┌─ Extracted records
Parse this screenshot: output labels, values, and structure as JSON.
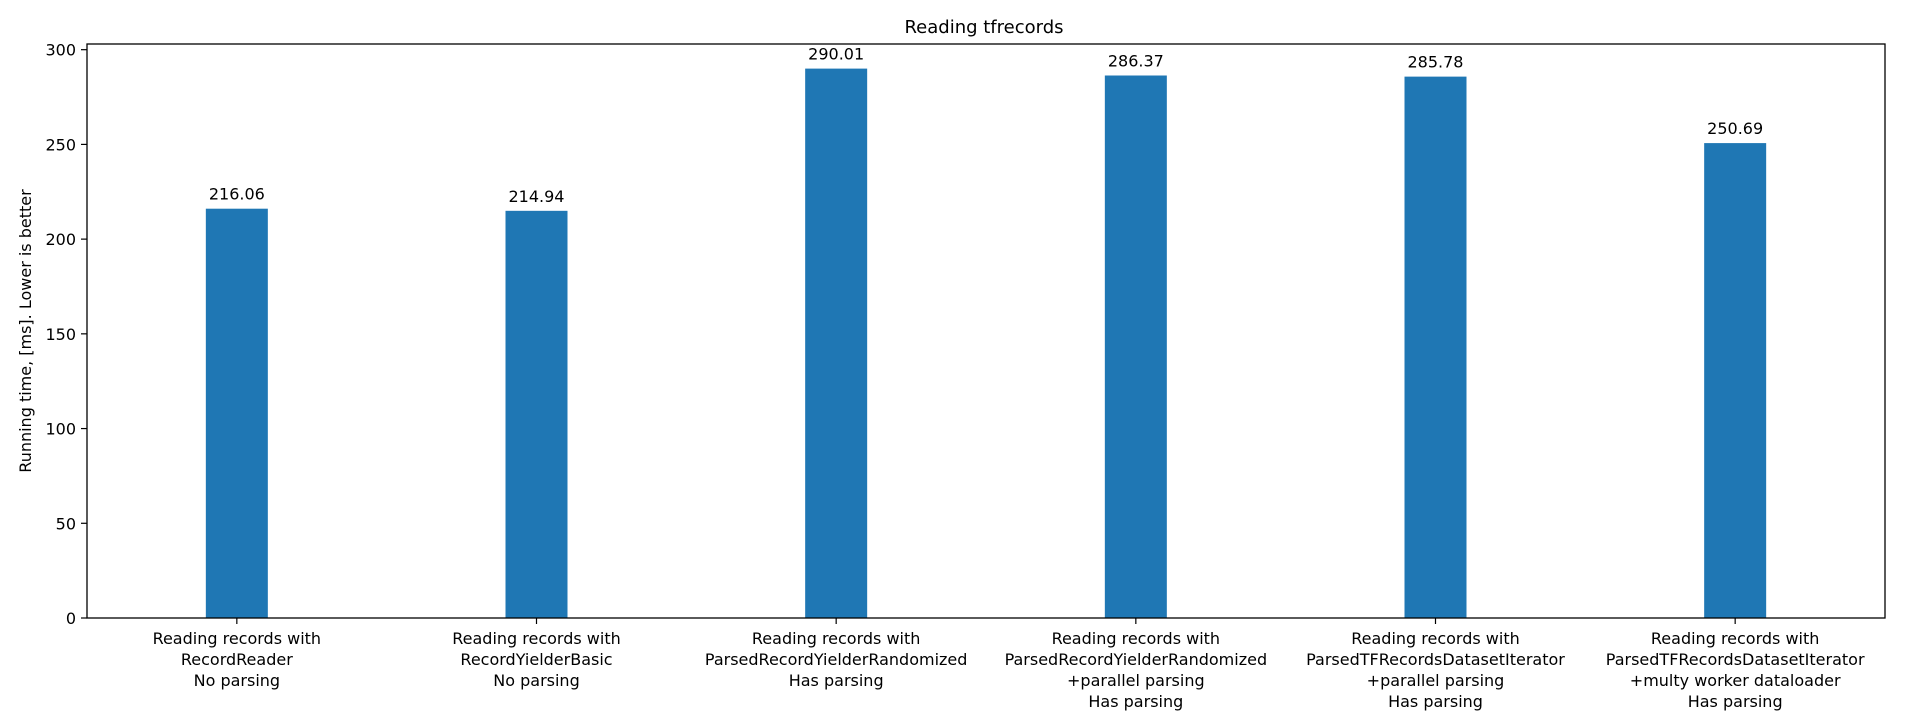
{
  "chart_data": {
    "type": "bar",
    "title": "Reading tfrecords",
    "xlabel": "",
    "ylabel": "Running time, [ms]. Lower is better",
    "ylim": [
      0,
      303
    ],
    "yticks": [
      0,
      50,
      100,
      150,
      200,
      250,
      300
    ],
    "grid": false,
    "bar_color": "#1f77b4",
    "categories": [
      [
        "Reading records with",
        "RecordReader",
        "No parsing"
      ],
      [
        "Reading records with",
        "RecordYielderBasic",
        "No parsing"
      ],
      [
        "Reading records with",
        "ParsedRecordYielderRandomized",
        "Has parsing"
      ],
      [
        "Reading records with",
        "ParsedRecordYielderRandomized",
        "+parallel parsing",
        "Has parsing"
      ],
      [
        "Reading records with",
        "ParsedTFRecordsDatasetIterator",
        "+parallel parsing",
        "Has parsing"
      ],
      [
        "Reading records with",
        "ParsedTFRecordsDatasetIterator",
        "+multy worker dataloader",
        "Has parsing"
      ]
    ],
    "values": [
      216.06,
      214.94,
      290.01,
      286.37,
      285.78,
      250.69
    ],
    "data_labels": [
      "216.06",
      "214.94",
      "290.01",
      "286.37",
      "285.78",
      "250.69"
    ]
  }
}
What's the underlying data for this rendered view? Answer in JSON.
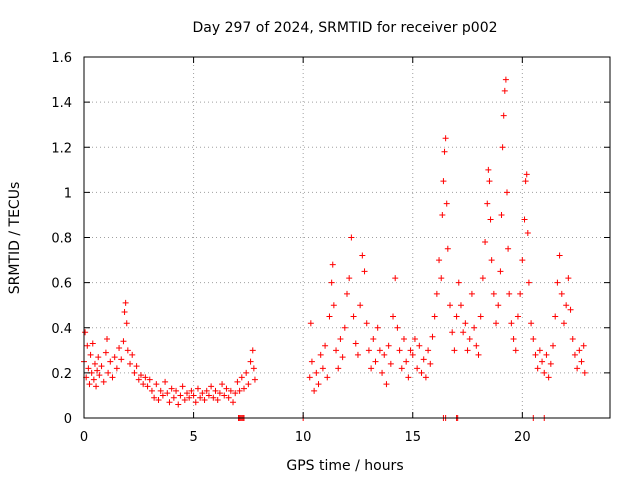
{
  "chart_data": {
    "type": "scatter",
    "title": "Day 297 of 2024, SRMTID for receiver p002",
    "xlabel": "GPS time / hours",
    "ylabel": "SRMTID / TECUs",
    "xlim": [
      0,
      24
    ],
    "ylim": [
      0,
      1.6
    ],
    "xticks": [
      0,
      5,
      10,
      15,
      20
    ],
    "xtick_labels": [
      "0",
      "5",
      "10",
      "15",
      "20"
    ],
    "yticks": [
      0,
      0.2,
      0.4,
      0.6,
      0.8,
      1.0,
      1.2,
      1.4,
      1.6
    ],
    "ytick_labels": [
      "0",
      "0.2",
      "0.4",
      "0.6",
      "0.8",
      "1",
      "1.2",
      "1.4",
      "1.6"
    ],
    "grid": true,
    "marker": "+",
    "color": "#ff0000",
    "series": [
      {
        "name": "SRMTID",
        "points": [
          [
            0.0,
            0.25
          ],
          [
            0.05,
            0.38
          ],
          [
            0.1,
            0.18
          ],
          [
            0.15,
            0.32
          ],
          [
            0.2,
            0.22
          ],
          [
            0.25,
            0.15
          ],
          [
            0.3,
            0.28
          ],
          [
            0.35,
            0.2
          ],
          [
            0.4,
            0.33
          ],
          [
            0.45,
            0.17
          ],
          [
            0.5,
            0.24
          ],
          [
            0.55,
            0.14
          ],
          [
            0.6,
            0.21
          ],
          [
            0.65,
            0.27
          ],
          [
            0.7,
            0.19
          ],
          [
            0.8,
            0.23
          ],
          [
            0.9,
            0.16
          ],
          [
            1.0,
            0.29
          ],
          [
            1.05,
            0.35
          ],
          [
            1.1,
            0.2
          ],
          [
            1.2,
            0.25
          ],
          [
            1.3,
            0.18
          ],
          [
            1.4,
            0.27
          ],
          [
            1.5,
            0.22
          ],
          [
            1.6,
            0.31
          ],
          [
            1.7,
            0.26
          ],
          [
            1.8,
            0.34
          ],
          [
            1.85,
            0.47
          ],
          [
            1.9,
            0.51
          ],
          [
            1.95,
            0.42
          ],
          [
            2.0,
            0.3
          ],
          [
            2.1,
            0.24
          ],
          [
            2.2,
            0.28
          ],
          [
            2.3,
            0.2
          ],
          [
            2.4,
            0.23
          ],
          [
            2.5,
            0.17
          ],
          [
            2.6,
            0.19
          ],
          [
            2.7,
            0.15
          ],
          [
            2.8,
            0.18
          ],
          [
            2.9,
            0.14
          ],
          [
            3.0,
            0.17
          ],
          [
            3.1,
            0.12
          ],
          [
            3.2,
            0.09
          ],
          [
            3.3,
            0.15
          ],
          [
            3.4,
            0.08
          ],
          [
            3.5,
            0.12
          ],
          [
            3.6,
            0.1
          ],
          [
            3.7,
            0.16
          ],
          [
            3.8,
            0.11
          ],
          [
            3.9,
            0.07
          ],
          [
            4.0,
            0.13
          ],
          [
            4.1,
            0.09
          ],
          [
            4.2,
            0.12
          ],
          [
            4.3,
            0.06
          ],
          [
            4.4,
            0.1
          ],
          [
            4.5,
            0.14
          ],
          [
            4.6,
            0.08
          ],
          [
            4.7,
            0.11
          ],
          [
            4.8,
            0.09
          ],
          [
            4.9,
            0.12
          ],
          [
            5.0,
            0.1
          ],
          [
            5.1,
            0.07
          ],
          [
            5.2,
            0.13
          ],
          [
            5.3,
            0.09
          ],
          [
            5.4,
            0.11
          ],
          [
            5.5,
            0.08
          ],
          [
            5.6,
            0.12
          ],
          [
            5.7,
            0.1
          ],
          [
            5.8,
            0.14
          ],
          [
            5.9,
            0.09
          ],
          [
            6.0,
            0.12
          ],
          [
            6.1,
            0.08
          ],
          [
            6.2,
            0.11
          ],
          [
            6.3,
            0.15
          ],
          [
            6.4,
            0.1
          ],
          [
            6.5,
            0.13
          ],
          [
            6.6,
            0.09
          ],
          [
            6.7,
            0.12
          ],
          [
            6.8,
            0.07
          ],
          [
            6.9,
            0.11
          ],
          [
            7.0,
            0.16
          ],
          [
            7.1,
            0.12
          ],
          [
            7.2,
            0.18
          ],
          [
            7.3,
            0.13
          ],
          [
            7.4,
            0.2
          ],
          [
            7.5,
            0.15
          ],
          [
            7.6,
            0.25
          ],
          [
            7.7,
            0.3
          ],
          [
            7.75,
            0.22
          ],
          [
            7.8,
            0.17
          ],
          [
            7.05,
            0.0
          ],
          [
            7.1,
            0.0
          ],
          [
            7.15,
            0.0
          ],
          [
            7.2,
            0.0
          ],
          [
            7.25,
            0.0
          ],
          [
            7.3,
            0.0
          ],
          [
            10.0,
            0.0
          ],
          [
            10.3,
            0.18
          ],
          [
            10.35,
            0.42
          ],
          [
            10.4,
            0.25
          ],
          [
            10.5,
            0.12
          ],
          [
            10.6,
            0.2
          ],
          [
            10.7,
            0.15
          ],
          [
            10.8,
            0.28
          ],
          [
            10.9,
            0.22
          ],
          [
            11.0,
            0.32
          ],
          [
            11.1,
            0.18
          ],
          [
            11.2,
            0.45
          ],
          [
            11.3,
            0.6
          ],
          [
            11.35,
            0.68
          ],
          [
            11.4,
            0.5
          ],
          [
            11.5,
            0.3
          ],
          [
            11.6,
            0.22
          ],
          [
            11.7,
            0.35
          ],
          [
            11.8,
            0.27
          ],
          [
            11.9,
            0.4
          ],
          [
            12.0,
            0.55
          ],
          [
            12.1,
            0.62
          ],
          [
            12.2,
            0.8
          ],
          [
            12.3,
            0.45
          ],
          [
            12.4,
            0.33
          ],
          [
            12.5,
            0.28
          ],
          [
            12.6,
            0.5
          ],
          [
            12.7,
            0.72
          ],
          [
            12.8,
            0.65
          ],
          [
            12.9,
            0.42
          ],
          [
            13.0,
            0.3
          ],
          [
            13.1,
            0.22
          ],
          [
            13.2,
            0.35
          ],
          [
            13.3,
            0.25
          ],
          [
            13.4,
            0.4
          ],
          [
            13.5,
            0.3
          ],
          [
            13.6,
            0.2
          ],
          [
            13.7,
            0.28
          ],
          [
            13.8,
            0.15
          ],
          [
            13.9,
            0.32
          ],
          [
            14.0,
            0.24
          ],
          [
            14.1,
            0.45
          ],
          [
            14.2,
            0.62
          ],
          [
            14.3,
            0.4
          ],
          [
            14.4,
            0.3
          ],
          [
            14.5,
            0.22
          ],
          [
            14.6,
            0.35
          ],
          [
            14.7,
            0.25
          ],
          [
            14.8,
            0.18
          ],
          [
            14.9,
            0.3
          ],
          [
            15.0,
            0.28
          ],
          [
            15.1,
            0.35
          ],
          [
            15.2,
            0.22
          ],
          [
            15.3,
            0.32
          ],
          [
            15.4,
            0.2
          ],
          [
            15.5,
            0.26
          ],
          [
            15.6,
            0.18
          ],
          [
            15.7,
            0.3
          ],
          [
            15.8,
            0.24
          ],
          [
            15.9,
            0.36
          ],
          [
            16.0,
            0.45
          ],
          [
            16.1,
            0.55
          ],
          [
            16.2,
            0.7
          ],
          [
            16.3,
            0.62
          ],
          [
            16.35,
            0.9
          ],
          [
            16.4,
            1.05
          ],
          [
            16.45,
            1.18
          ],
          [
            16.5,
            1.24
          ],
          [
            16.55,
            0.95
          ],
          [
            16.6,
            0.75
          ],
          [
            16.7,
            0.5
          ],
          [
            16.8,
            0.38
          ],
          [
            16.9,
            0.3
          ],
          [
            17.0,
            0.45
          ],
          [
            17.1,
            0.6
          ],
          [
            17.2,
            0.5
          ],
          [
            17.3,
            0.38
          ],
          [
            17.4,
            0.42
          ],
          [
            17.5,
            0.3
          ],
          [
            17.6,
            0.35
          ],
          [
            17.7,
            0.55
          ],
          [
            17.8,
            0.4
          ],
          [
            17.9,
            0.32
          ],
          [
            18.0,
            0.28
          ],
          [
            18.1,
            0.45
          ],
          [
            18.2,
            0.62
          ],
          [
            18.3,
            0.78
          ],
          [
            18.4,
            0.95
          ],
          [
            18.45,
            1.1
          ],
          [
            18.5,
            1.05
          ],
          [
            18.55,
            0.88
          ],
          [
            18.6,
            0.7
          ],
          [
            18.7,
            0.55
          ],
          [
            18.8,
            0.42
          ],
          [
            18.9,
            0.5
          ],
          [
            19.0,
            0.65
          ],
          [
            19.05,
            0.9
          ],
          [
            19.1,
            1.2
          ],
          [
            19.15,
            1.34
          ],
          [
            19.2,
            1.45
          ],
          [
            19.25,
            1.5
          ],
          [
            19.3,
            1.0
          ],
          [
            19.35,
            0.75
          ],
          [
            19.4,
            0.55
          ],
          [
            19.5,
            0.42
          ],
          [
            19.6,
            0.35
          ],
          [
            19.7,
            0.3
          ],
          [
            19.8,
            0.45
          ],
          [
            19.9,
            0.55
          ],
          [
            20.0,
            0.7
          ],
          [
            20.1,
            0.88
          ],
          [
            20.15,
            1.05
          ],
          [
            20.2,
            1.08
          ],
          [
            20.25,
            0.82
          ],
          [
            20.3,
            0.6
          ],
          [
            20.4,
            0.42
          ],
          [
            20.5,
            0.35
          ],
          [
            20.6,
            0.28
          ],
          [
            20.7,
            0.22
          ],
          [
            20.8,
            0.3
          ],
          [
            20.9,
            0.25
          ],
          [
            21.0,
            0.2
          ],
          [
            21.1,
            0.28
          ],
          [
            21.2,
            0.18
          ],
          [
            21.3,
            0.24
          ],
          [
            21.4,
            0.32
          ],
          [
            21.5,
            0.45
          ],
          [
            21.6,
            0.6
          ],
          [
            21.7,
            0.72
          ],
          [
            21.8,
            0.55
          ],
          [
            21.9,
            0.42
          ],
          [
            22.0,
            0.5
          ],
          [
            22.1,
            0.62
          ],
          [
            22.2,
            0.48
          ],
          [
            22.3,
            0.35
          ],
          [
            22.4,
            0.28
          ],
          [
            22.5,
            0.22
          ],
          [
            22.6,
            0.3
          ],
          [
            22.7,
            0.25
          ],
          [
            22.8,
            0.32
          ],
          [
            22.85,
            0.2
          ],
          [
            16.4,
            0.0
          ],
          [
            16.5,
            0.0
          ],
          [
            17.0,
            0.0
          ],
          [
            17.05,
            0.0
          ],
          [
            20.5,
            0.0
          ],
          [
            21.0,
            0.0
          ]
        ]
      }
    ]
  }
}
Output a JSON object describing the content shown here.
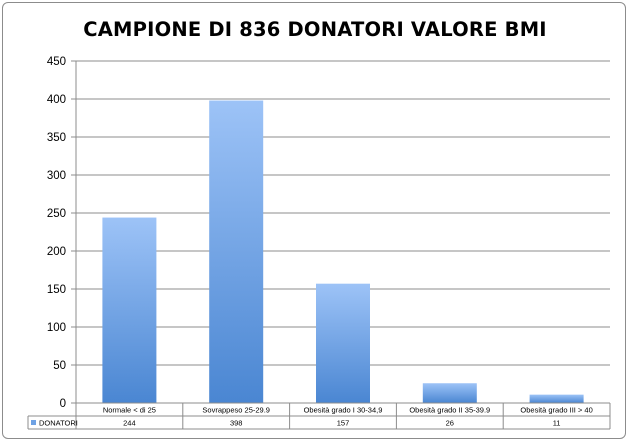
{
  "chart_data": {
    "type": "bar",
    "title": "CAMPIONE DI 836 DONATORI VALORE BMI",
    "categories": [
      "Normale < di 25",
      "Sovrappeso 25-29.9",
      "Obesità grado I 30-34,9",
      "Obesità grado II 35-39.9",
      "Obesità grado III  > 40"
    ],
    "series": [
      {
        "name": "DONATORI",
        "values": [
          244,
          398,
          157,
          26,
          11
        ],
        "value_labels": [
          "244",
          "398",
          "157",
          "26",
          "11"
        ]
      }
    ],
    "ylim": [
      0,
      450
    ],
    "yticks": [
      0,
      50,
      100,
      150,
      200,
      250,
      300,
      350,
      400,
      450
    ],
    "ytick_labels": [
      "0",
      "50",
      "100",
      "150",
      "200",
      "250",
      "300",
      "350",
      "400",
      "450"
    ],
    "grid": true,
    "legend": "data-table",
    "colors": {
      "bar_top": "#9dc3f7",
      "bar_bottom": "#4a86d2",
      "grid": "#8c8c8c",
      "axis": "#8c8c8c",
      "legend_key": "#6fa2e4"
    }
  }
}
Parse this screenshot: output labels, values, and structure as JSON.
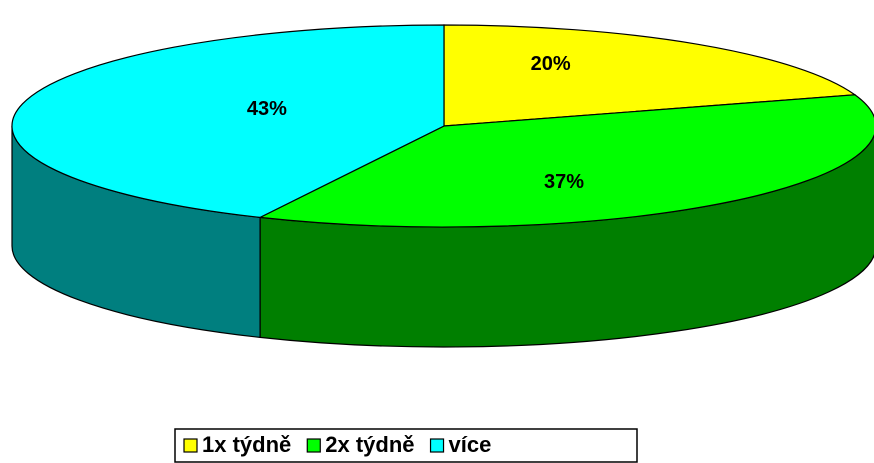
└─
Goal> Every line of the records that includes the word "ylabel" should be gathered.

Reply to the task>
    "ylabel": "Running time, [ms]. Lower is better",
    "ylabel": "SRMTID / TECUs",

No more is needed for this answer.